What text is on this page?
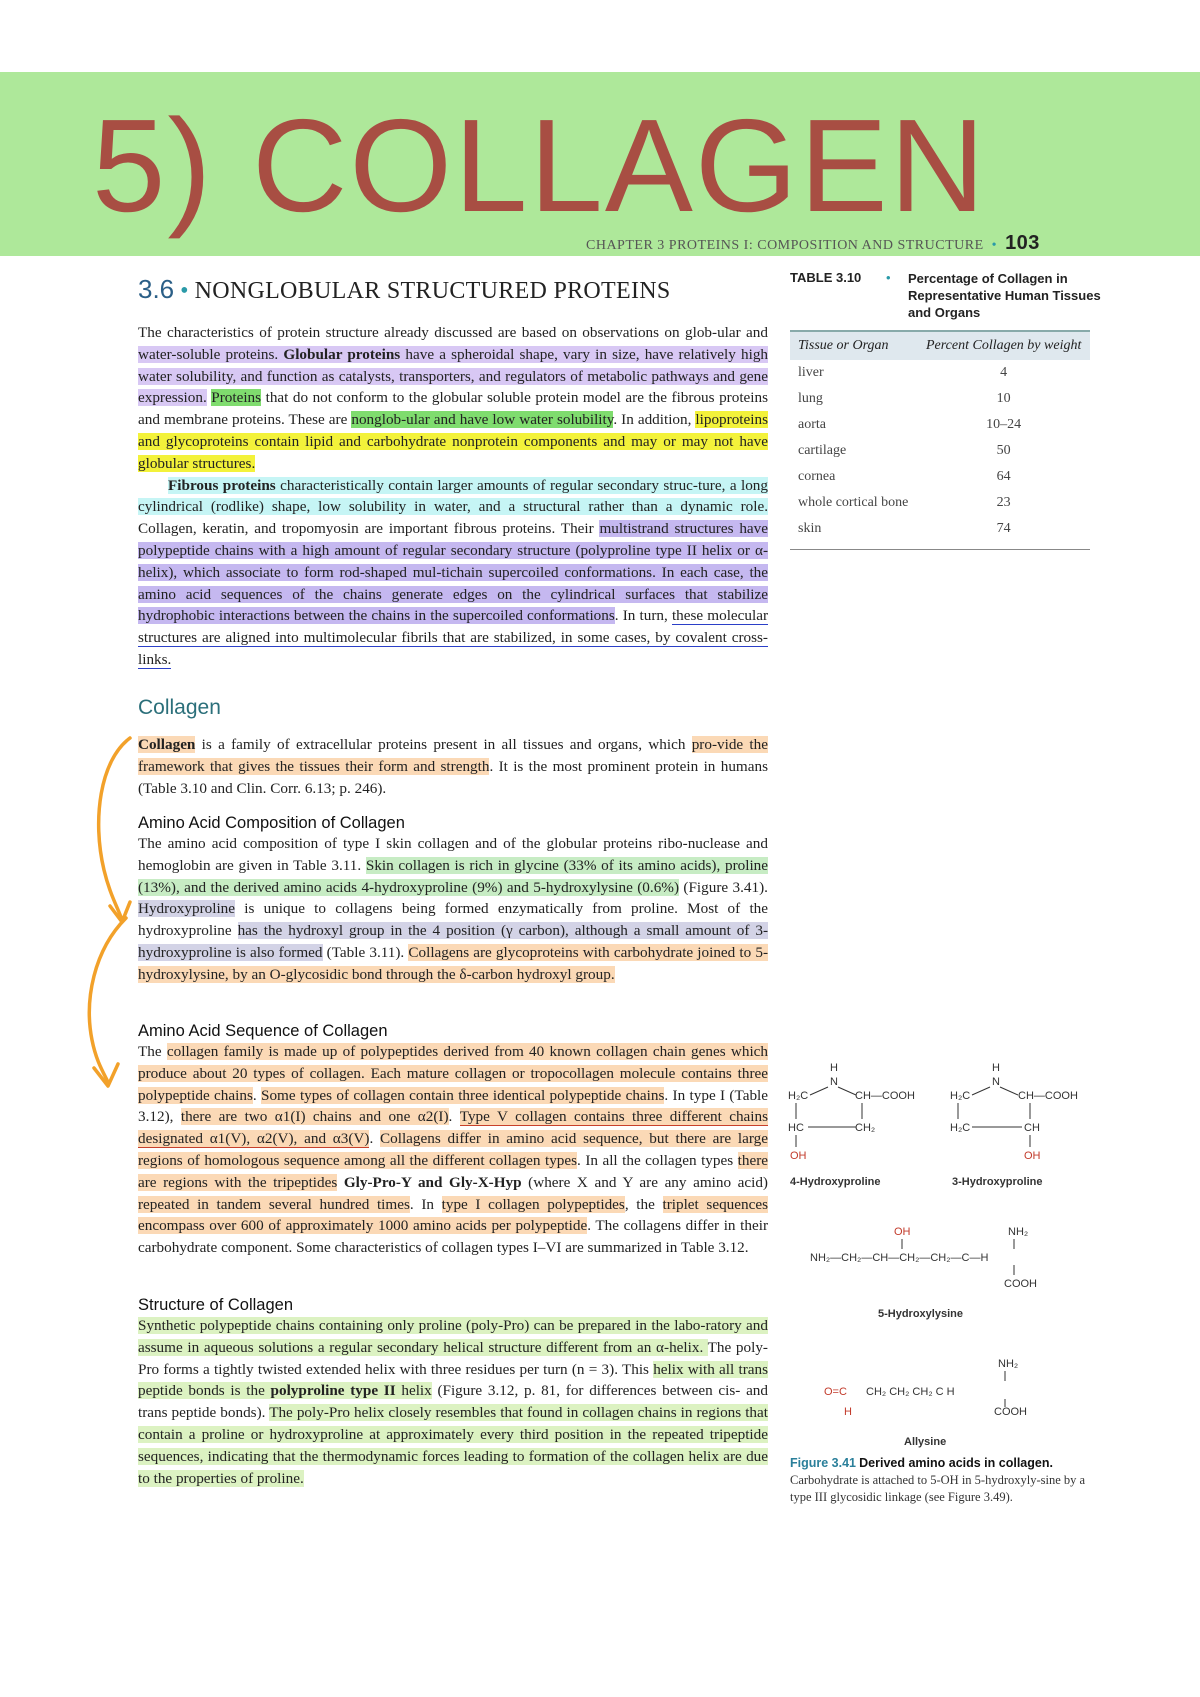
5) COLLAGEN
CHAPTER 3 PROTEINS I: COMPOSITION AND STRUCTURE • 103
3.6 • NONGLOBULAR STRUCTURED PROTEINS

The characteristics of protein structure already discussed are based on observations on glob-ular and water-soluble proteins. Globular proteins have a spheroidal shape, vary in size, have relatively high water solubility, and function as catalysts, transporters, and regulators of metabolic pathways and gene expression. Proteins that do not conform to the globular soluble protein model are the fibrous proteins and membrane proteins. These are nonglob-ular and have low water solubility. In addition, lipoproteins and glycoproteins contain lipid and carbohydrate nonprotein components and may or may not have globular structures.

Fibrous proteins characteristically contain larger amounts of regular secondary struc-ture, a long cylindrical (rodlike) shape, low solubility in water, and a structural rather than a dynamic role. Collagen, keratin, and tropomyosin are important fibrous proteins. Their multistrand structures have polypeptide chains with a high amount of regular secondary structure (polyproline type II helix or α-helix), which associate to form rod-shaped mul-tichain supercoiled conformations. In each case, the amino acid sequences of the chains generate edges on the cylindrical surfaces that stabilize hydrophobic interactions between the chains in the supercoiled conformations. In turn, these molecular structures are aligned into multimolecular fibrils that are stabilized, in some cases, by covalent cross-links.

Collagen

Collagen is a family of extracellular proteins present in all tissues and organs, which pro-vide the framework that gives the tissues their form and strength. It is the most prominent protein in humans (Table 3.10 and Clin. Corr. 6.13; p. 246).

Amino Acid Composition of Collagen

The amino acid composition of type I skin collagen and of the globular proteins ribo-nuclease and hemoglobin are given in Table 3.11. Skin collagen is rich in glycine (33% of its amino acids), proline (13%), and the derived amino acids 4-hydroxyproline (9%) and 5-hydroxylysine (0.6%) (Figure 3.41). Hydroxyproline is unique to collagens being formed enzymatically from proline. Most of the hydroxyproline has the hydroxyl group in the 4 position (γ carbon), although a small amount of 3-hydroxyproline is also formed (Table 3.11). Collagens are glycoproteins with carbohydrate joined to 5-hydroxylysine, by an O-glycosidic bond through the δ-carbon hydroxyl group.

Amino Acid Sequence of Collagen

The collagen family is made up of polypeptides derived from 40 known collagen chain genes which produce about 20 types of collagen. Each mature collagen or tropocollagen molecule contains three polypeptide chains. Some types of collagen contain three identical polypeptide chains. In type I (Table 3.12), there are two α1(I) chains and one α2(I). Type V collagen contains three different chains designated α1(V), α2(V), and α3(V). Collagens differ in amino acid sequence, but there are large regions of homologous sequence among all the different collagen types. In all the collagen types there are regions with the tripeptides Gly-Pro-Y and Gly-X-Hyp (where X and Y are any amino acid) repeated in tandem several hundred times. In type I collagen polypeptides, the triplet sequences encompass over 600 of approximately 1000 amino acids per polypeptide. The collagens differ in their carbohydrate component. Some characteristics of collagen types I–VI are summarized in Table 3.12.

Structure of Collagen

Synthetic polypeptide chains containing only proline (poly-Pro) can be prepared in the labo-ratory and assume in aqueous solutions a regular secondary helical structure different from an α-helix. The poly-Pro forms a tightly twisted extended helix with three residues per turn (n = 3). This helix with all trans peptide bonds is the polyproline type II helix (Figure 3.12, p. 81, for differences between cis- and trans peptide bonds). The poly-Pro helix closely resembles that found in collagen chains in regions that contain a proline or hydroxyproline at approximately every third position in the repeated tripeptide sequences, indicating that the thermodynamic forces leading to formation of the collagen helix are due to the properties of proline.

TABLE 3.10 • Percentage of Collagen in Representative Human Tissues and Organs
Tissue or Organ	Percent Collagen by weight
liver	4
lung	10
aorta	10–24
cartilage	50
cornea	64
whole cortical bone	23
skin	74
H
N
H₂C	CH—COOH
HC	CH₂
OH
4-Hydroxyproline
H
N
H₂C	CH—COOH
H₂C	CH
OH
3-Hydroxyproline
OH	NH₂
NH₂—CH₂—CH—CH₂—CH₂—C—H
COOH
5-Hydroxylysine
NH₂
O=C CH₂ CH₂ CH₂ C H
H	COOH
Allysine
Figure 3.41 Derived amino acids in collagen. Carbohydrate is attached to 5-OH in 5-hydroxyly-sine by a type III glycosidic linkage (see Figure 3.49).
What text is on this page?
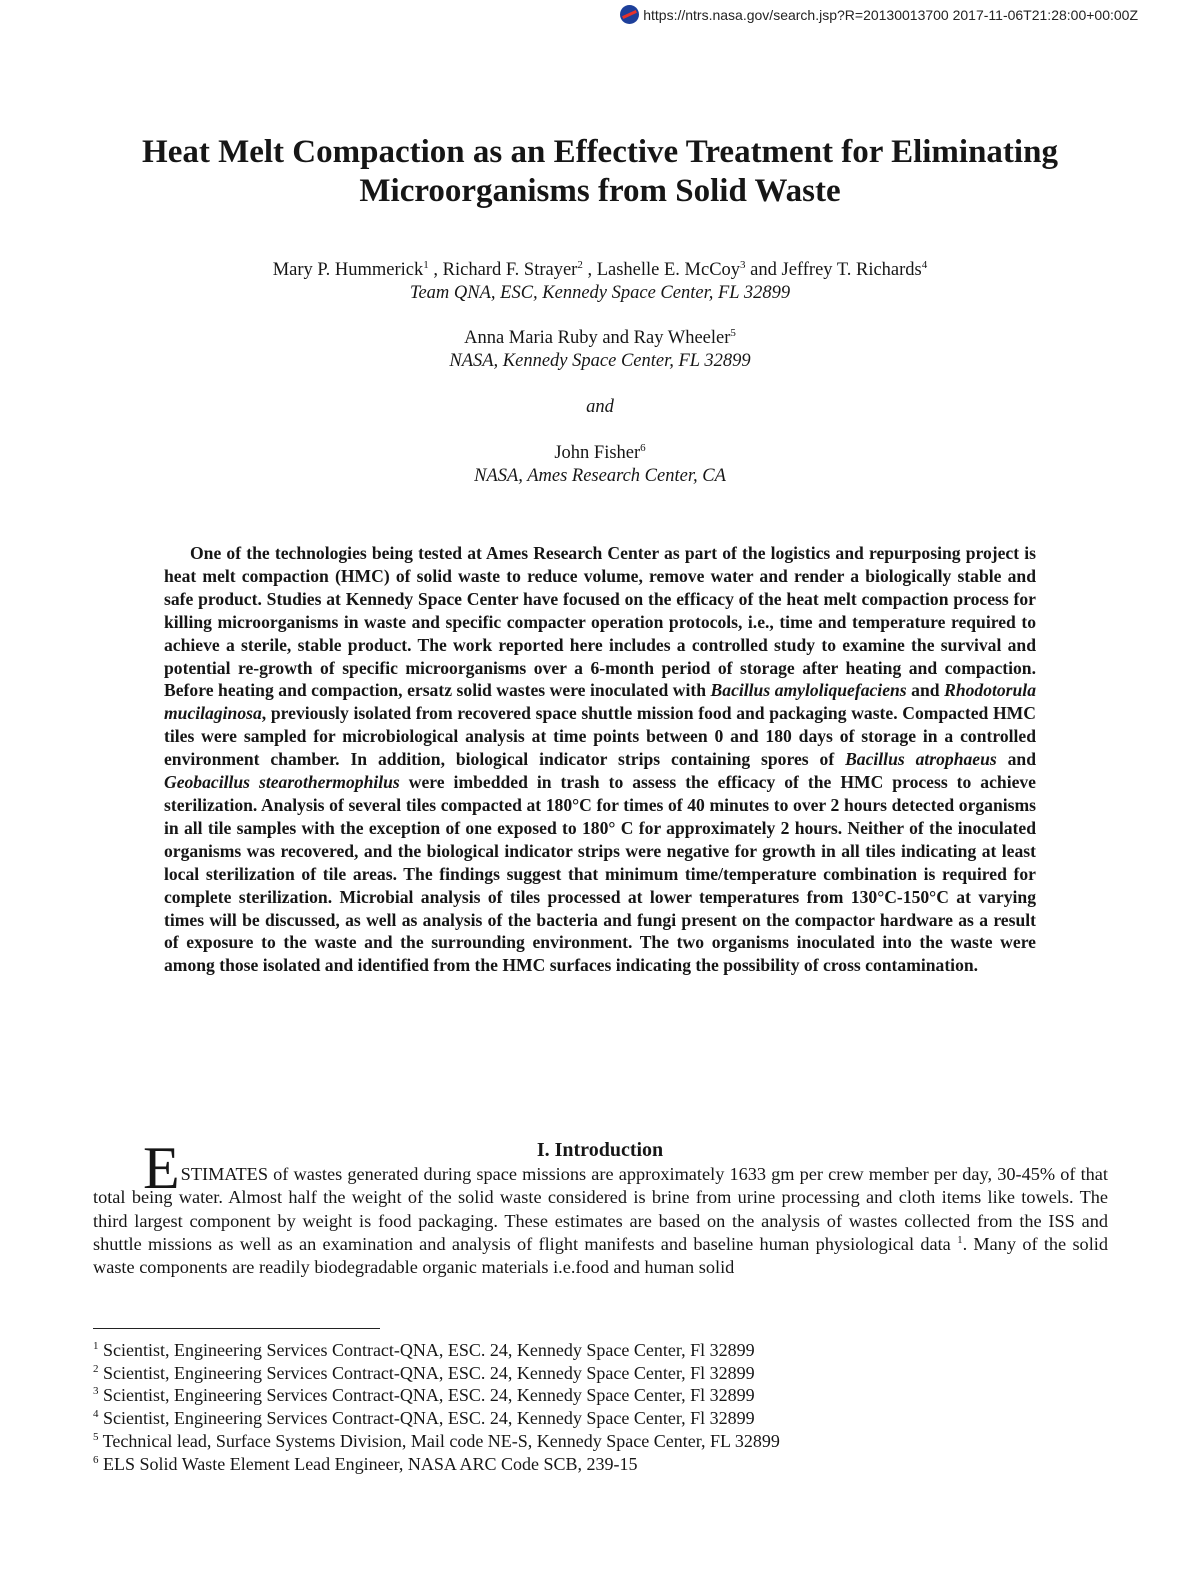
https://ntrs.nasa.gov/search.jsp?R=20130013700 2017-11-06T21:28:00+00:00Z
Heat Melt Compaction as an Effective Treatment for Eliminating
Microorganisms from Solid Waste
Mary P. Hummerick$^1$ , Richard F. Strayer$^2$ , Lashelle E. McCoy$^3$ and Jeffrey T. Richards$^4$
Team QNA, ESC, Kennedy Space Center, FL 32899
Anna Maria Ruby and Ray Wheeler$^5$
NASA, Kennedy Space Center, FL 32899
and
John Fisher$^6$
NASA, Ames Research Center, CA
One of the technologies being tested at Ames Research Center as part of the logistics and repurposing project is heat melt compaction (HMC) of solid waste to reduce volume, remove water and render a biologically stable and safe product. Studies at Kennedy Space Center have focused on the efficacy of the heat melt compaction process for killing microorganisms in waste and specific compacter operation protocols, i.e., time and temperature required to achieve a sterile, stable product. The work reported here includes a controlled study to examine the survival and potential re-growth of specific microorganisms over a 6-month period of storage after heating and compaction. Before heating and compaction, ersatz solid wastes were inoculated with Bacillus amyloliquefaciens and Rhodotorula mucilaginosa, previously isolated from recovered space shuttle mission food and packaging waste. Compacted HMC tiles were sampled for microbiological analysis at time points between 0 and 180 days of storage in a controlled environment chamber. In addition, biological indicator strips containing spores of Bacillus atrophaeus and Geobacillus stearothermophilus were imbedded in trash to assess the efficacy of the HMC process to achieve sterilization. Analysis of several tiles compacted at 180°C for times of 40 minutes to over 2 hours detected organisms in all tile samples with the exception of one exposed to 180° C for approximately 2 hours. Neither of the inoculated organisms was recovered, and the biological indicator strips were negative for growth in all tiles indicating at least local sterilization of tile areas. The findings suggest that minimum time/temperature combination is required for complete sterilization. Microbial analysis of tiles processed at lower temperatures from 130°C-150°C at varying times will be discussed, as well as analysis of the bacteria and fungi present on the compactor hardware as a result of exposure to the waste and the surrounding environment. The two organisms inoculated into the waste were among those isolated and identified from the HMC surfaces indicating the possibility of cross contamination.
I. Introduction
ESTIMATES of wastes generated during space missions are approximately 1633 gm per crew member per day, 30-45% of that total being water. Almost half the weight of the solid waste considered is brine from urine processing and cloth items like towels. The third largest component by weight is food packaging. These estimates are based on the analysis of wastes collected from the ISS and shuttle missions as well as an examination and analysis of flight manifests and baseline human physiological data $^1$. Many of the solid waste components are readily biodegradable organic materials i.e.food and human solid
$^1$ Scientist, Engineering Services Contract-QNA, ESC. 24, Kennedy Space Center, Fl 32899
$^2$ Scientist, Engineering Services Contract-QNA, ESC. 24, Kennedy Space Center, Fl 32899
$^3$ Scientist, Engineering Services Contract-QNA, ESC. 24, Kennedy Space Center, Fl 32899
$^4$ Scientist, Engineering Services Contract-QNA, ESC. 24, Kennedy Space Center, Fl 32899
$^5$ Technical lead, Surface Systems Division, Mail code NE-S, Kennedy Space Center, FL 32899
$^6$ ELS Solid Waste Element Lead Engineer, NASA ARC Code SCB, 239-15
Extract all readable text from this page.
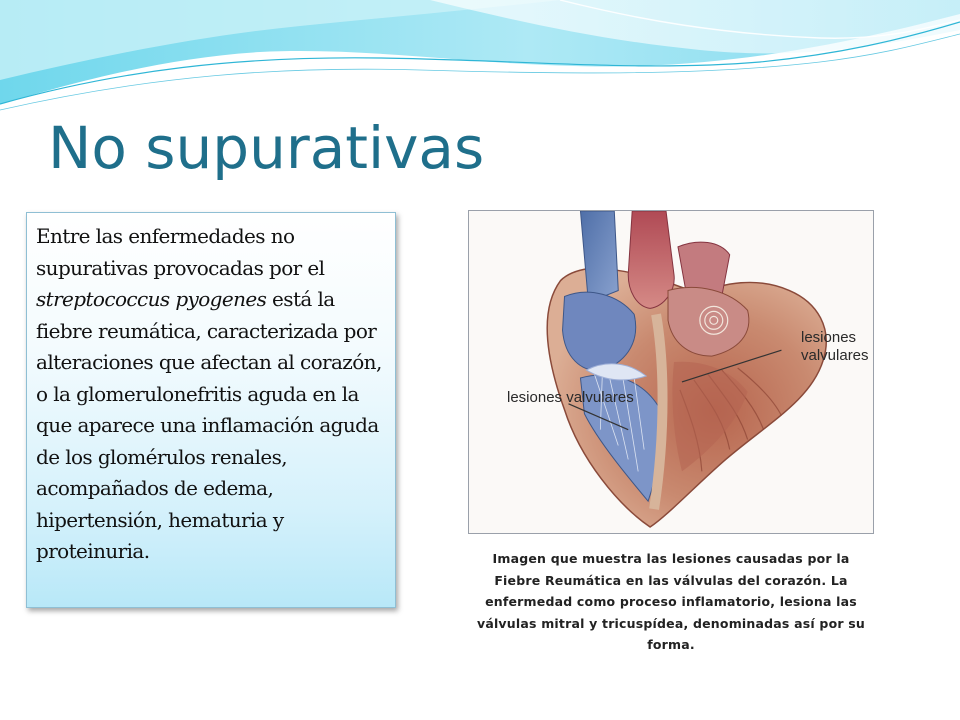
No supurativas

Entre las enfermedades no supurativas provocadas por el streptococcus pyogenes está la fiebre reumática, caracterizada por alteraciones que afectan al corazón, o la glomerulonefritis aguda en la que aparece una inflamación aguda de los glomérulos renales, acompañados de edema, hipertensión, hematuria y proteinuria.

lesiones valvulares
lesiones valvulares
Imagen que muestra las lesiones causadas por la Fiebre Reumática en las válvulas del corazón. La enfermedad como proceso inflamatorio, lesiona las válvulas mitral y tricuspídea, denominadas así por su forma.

__________

__Work request__.
Reproduce the material above exactly, but only from the line with "Extract all readable text from this page." through its last line, leaving pictures out.

__Finished exercise__.
Extract all readable text from this page.
No supurativas

Entre las enfermedades no supurativas provocadas por el streptococcus pyogenes está la fiebre reumática, caracterizada por alteraciones que afectan al corazón, o la glomerulonefritis aguda en la que aparece una inflamación aguda de los glomérulos renales, acompañados de edema, hipertensión, hematuria y proteinuria.

lesiones valvulares
lesiones valvulares
Imagen que muestra las lesiones causadas por la Fiebre Reumática en las válvulas del corazón. La enfermedad como proceso inflamatorio, lesiona las válvulas mitral y tricuspídea, denominadas así por su forma.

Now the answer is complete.